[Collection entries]

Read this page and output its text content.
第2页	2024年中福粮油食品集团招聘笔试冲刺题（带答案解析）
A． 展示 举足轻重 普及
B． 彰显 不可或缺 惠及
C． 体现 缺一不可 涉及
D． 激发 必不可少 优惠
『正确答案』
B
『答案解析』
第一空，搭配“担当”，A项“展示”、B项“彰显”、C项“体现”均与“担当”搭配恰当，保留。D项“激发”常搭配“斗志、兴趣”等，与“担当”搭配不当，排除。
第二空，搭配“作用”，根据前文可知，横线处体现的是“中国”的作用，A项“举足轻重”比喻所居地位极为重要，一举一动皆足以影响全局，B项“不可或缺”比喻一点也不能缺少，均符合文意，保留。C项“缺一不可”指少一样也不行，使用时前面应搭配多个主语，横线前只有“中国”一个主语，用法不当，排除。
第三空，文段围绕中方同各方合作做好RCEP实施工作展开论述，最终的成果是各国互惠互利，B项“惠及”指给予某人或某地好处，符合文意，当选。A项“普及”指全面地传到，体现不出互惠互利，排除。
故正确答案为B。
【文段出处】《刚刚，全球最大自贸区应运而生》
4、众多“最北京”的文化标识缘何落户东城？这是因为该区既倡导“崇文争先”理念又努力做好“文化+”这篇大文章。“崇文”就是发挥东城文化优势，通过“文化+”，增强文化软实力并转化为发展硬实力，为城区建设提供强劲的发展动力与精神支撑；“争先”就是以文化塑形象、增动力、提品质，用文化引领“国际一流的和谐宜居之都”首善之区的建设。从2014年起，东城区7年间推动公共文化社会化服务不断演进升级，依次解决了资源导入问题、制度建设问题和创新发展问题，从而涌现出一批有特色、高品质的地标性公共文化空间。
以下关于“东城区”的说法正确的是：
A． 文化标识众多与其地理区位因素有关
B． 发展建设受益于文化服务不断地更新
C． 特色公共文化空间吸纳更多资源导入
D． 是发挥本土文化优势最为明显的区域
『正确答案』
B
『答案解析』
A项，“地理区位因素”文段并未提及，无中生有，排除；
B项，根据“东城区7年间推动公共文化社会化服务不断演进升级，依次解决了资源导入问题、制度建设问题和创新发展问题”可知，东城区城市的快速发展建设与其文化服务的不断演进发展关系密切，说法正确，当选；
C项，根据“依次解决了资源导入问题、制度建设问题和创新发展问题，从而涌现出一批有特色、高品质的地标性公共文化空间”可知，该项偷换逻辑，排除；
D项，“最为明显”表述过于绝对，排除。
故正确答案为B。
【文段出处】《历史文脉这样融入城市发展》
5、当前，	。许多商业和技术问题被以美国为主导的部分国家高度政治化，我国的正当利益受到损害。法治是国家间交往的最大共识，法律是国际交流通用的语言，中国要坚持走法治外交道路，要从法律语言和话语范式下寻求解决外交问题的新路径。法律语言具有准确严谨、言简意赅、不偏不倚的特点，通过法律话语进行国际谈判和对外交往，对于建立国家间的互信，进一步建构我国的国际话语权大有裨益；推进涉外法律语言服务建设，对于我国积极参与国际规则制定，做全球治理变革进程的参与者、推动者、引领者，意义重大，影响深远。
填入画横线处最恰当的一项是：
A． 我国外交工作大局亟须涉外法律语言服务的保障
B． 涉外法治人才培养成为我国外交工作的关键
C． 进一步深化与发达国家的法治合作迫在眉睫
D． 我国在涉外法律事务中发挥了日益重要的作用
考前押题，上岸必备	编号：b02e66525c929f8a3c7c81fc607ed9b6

• _Written request_
Go through the entries and repeat each one exactly.

• _The solution_
Read this page and output its text content.
第2页	2024年中福粮油食品集团招聘笔试冲刺题（带答案解析）
A． 展示 举足轻重 普及
B． 彰显 不可或缺 惠及
C． 体现 缺一不可 涉及
D． 激发 必不可少 优惠
『正确答案』
B
『答案解析』
第一空，搭配“担当”，A项“展示”、B项“彰显”、C项“体现”均与“担当”搭配恰当，保留。D项“激发”常搭配“斗志、兴趣”等，与“担当”搭配不当，排除。
第二空，搭配“作用”，根据前文可知，横线处体现的是“中国”的作用，A项“举足轻重”比喻所居地位极为重要，一举一动皆足以影响全局，B项“不可或缺”比喻一点也不能缺少，均符合文意，保留。C项“缺一不可”指少一样也不行，使用时前面应搭配多个主语，横线前只有“中国”一个主语，用法不当，排除。
第三空，文段围绕中方同各方合作做好RCEP实施工作展开论述，最终的成果是各国互惠互利，B项“惠及”指给予某人或某地好处，符合文意，当选。A项“普及”指全面地传到，体现不出互惠互利，排除。
故正确答案为B。
【文段出处】《刚刚，全球最大自贸区应运而生》
4、众多“最北京”的文化标识缘何落户东城？这是因为该区既倡导“崇文争先”理念又努力做好“文化+”这篇大文章。“崇文”就是发挥东城文化优势，通过“文化+”，增强文化软实力并转化为发展硬实力，为城区建设提供强劲的发展动力与精神支撑；“争先”就是以文化塑形象、增动力、提品质，用文化引领“国际一流的和谐宜居之都”首善之区的建设。从2014年起，东城区7年间推动公共文化社会化服务不断演进升级，依次解决了资源导入问题、制度建设问题和创新发展问题，从而涌现出一批有特色、高品质的地标性公共文化空间。
以下关于“东城区”的说法正确的是：
A． 文化标识众多与其地理区位因素有关
B． 发展建设受益于文化服务不断地更新
C． 特色公共文化空间吸纳更多资源导入
D． 是发挥本土文化优势最为明显的区域
『正确答案』
B
『答案解析』
A项，“地理区位因素”文段并未提及，无中生有，排除；
B项，根据“东城区7年间推动公共文化社会化服务不断演进升级，依次解决了资源导入问题、制度建设问题和创新发展问题”可知，东城区城市的快速发展建设与其文化服务的不断演进发展关系密切，说法正确，当选；
C项，根据“依次解决了资源导入问题、制度建设问题和创新发展问题，从而涌现出一批有特色、高品质的地标性公共文化空间”可知，该项偷换逻辑，排除；
D项，“最为明显”表述过于绝对，排除。
故正确答案为B。
【文段出处】《历史文脉这样融入城市发展》
5、当前，	。许多商业和技术问题被以美国为主导的部分国家高度政治化，我国的正当利益受到损害。法治是国家间交往的最大共识，法律是国际交流通用的语言，中国要坚持走法治外交道路，要从法律语言和话语范式下寻求解决外交问题的新路径。法律语言具有准确严谨、言简意赅、不偏不倚的特点，通过法律话语进行国际谈判和对外交往，对于建立国家间的互信，进一步建构我国的国际话语权大有裨益；推进涉外法律语言服务建设，对于我国积极参与国际规则制定，做全球治理变革进程的参与者、推动者、引领者，意义重大，影响深远。
填入画横线处最恰当的一项是：
A． 我国外交工作大局亟须涉外法律语言服务的保障
B． 涉外法治人才培养成为我国外交工作的关键
C． 进一步深化与发达国家的法治合作迫在眉睫
D． 我国在涉外法律事务中发挥了日益重要的作用
考前押题，上岸必备	编号：b02e66525c929f8a3c7c81fc607ed9b6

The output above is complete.